### [EXERCISE MATERIALS]
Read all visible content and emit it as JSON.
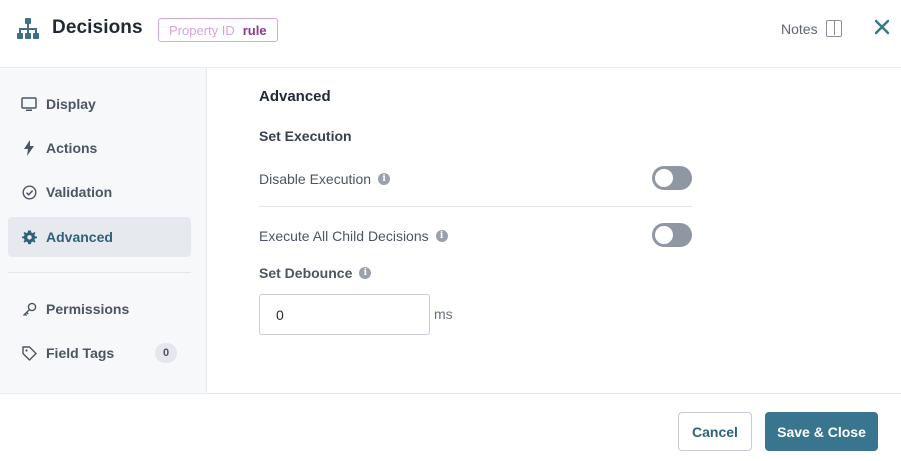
{
  "header": {
    "title": "Decisions",
    "property_label": "Property ID",
    "property_value": "rule",
    "notes_label": "Notes",
    "icon": "sitemap-icon"
  },
  "sidebar": {
    "items": [
      {
        "label": "Display",
        "icon": "monitor-icon"
      },
      {
        "label": "Actions",
        "icon": "lightning-icon"
      },
      {
        "label": "Validation",
        "icon": "check-circle-icon"
      },
      {
        "label": "Advanced",
        "icon": "gear-icon",
        "active": true
      },
      {
        "label": "Permissions",
        "icon": "key-icon"
      },
      {
        "label": "Field Tags",
        "icon": "tag-icon",
        "count": "0"
      }
    ]
  },
  "main": {
    "section_title": "Advanced",
    "sub_title": "Set Execution",
    "disable_execution_label": "Disable Execution",
    "disable_execution_on": false,
    "execute_all_label": "Execute All Child Decisions",
    "execute_all_on": false,
    "debounce_label": "Set Debounce",
    "debounce_value": "0",
    "debounce_unit": "ms"
  },
  "footer": {
    "cancel_label": "Cancel",
    "save_label": "Save & Close"
  },
  "colors": {
    "accent": "#3a7590",
    "active_bg": "#e6eaee",
    "badge_border": "#d9a6d8",
    "badge_value": "#8b3a8f"
  }
}
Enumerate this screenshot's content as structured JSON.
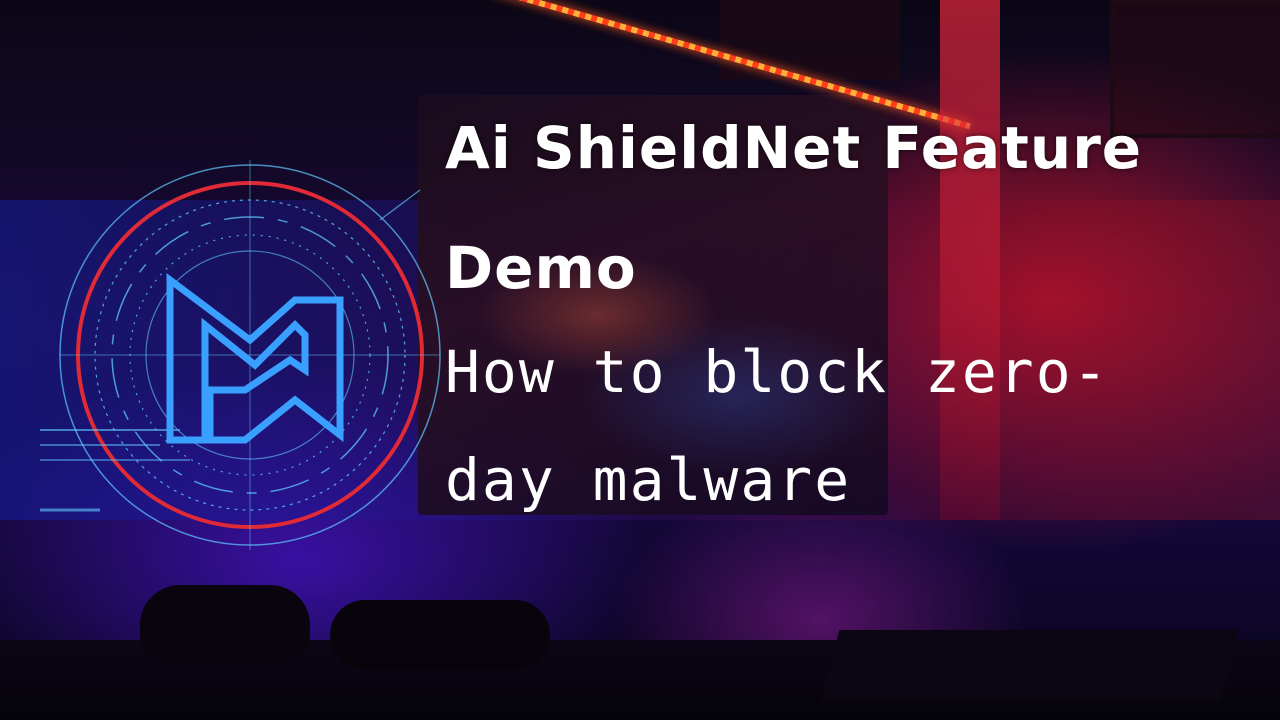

### [WRITTEN PROBLEM]
Write out every line above exactly as it is, leaving out the pictures.

### [ANSWER TO THIS EXERCISE]
Read all visible content and emit it as JSON.
{
  "header": {
    "title": "Decisions",
    "property_label": "Property ID",
    "property_value": "rule",
    "notes_label": "Notes",
    "icon": "sitemap-icon"
  },
  "sidebar": {
    "items": [
      {
        "label": "Display",
        "icon": "monitor-icon"
      },
      {
        "label": "Actions",
        "icon": "lightning-icon"
      },
      {
        "label": "Validation",
        "icon": "check-circle-icon"
      },
      {
        "label": "Advanced",
        "icon": "gear-icon",
        "active": true
      },
      {
        "label": "Permissions",
        "icon": "key-icon"
      },
      {
        "label": "Field Tags",
        "icon": "tag-icon",
        "count": "0"
      }
    ]
  },
  "main": {
    "section_title": "Advanced",
    "sub_title": "Set Execution",
    "disable_execution_label": "Disable Execution",
    "disable_execution_on": false,
    "execute_all_label": "Execute All Child Decisions",
    "execute_all_on": false,
    "debounce_label": "Set Debounce",
    "debounce_value": "0",
    "debounce_unit": "ms"
  },
  "footer": {
    "cancel_label": "Cancel",
    "save_label": "Save & Close"
  },
  "colors": {
    "accent": "#3a7590",
    "active_bg": "#e6eaee",
    "badge_border": "#d9a6d8",
    "badge_value": "#8b3a8f"
  }
}
Enumerate this screenshot's content as structured JSON.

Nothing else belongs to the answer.